→ **Written task**: Gather all lines containing the string "argumentów" and copy them out.

Records from a collection:
** START **

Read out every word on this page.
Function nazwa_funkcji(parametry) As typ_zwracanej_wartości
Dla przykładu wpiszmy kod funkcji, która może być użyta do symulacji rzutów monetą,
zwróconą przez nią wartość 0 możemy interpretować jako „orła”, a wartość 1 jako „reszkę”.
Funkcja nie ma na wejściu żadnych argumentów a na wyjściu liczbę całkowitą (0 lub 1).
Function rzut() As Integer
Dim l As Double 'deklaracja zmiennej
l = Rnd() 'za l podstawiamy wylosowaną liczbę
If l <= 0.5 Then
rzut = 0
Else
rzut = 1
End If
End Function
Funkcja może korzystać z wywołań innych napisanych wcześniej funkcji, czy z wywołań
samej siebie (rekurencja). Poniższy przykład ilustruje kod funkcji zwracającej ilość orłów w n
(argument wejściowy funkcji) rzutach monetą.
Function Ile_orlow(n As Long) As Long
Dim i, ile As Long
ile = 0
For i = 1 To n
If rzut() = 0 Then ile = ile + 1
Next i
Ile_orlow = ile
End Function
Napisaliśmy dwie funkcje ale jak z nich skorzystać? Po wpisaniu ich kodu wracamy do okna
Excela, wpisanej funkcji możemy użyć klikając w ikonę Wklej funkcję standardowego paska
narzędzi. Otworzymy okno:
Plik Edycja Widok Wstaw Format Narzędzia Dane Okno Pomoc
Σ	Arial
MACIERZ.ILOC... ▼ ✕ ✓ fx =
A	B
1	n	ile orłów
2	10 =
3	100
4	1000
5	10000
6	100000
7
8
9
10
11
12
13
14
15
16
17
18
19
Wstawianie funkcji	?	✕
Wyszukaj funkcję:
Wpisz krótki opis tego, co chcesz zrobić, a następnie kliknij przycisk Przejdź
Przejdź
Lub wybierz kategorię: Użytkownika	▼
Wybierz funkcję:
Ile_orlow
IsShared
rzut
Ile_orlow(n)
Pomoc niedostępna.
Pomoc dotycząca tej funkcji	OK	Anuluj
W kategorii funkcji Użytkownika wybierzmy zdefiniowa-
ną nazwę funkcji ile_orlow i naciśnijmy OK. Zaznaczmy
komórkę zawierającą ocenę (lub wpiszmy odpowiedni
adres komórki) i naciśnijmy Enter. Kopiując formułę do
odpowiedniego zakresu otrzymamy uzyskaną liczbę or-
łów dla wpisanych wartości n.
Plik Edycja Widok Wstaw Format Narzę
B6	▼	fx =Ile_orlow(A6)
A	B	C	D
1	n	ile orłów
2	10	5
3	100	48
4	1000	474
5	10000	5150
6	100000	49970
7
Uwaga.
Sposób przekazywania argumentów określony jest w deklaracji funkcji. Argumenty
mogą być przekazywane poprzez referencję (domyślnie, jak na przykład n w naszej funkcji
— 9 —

** END **

→ **Right answer**:
Funkcja nie ma na wejściu żadnych argumentów a na wyjściu liczbę całkowitą (0 lub 1).
Sposób przekazywania argumentów określony jest w deklaracji funkcji. Argumenty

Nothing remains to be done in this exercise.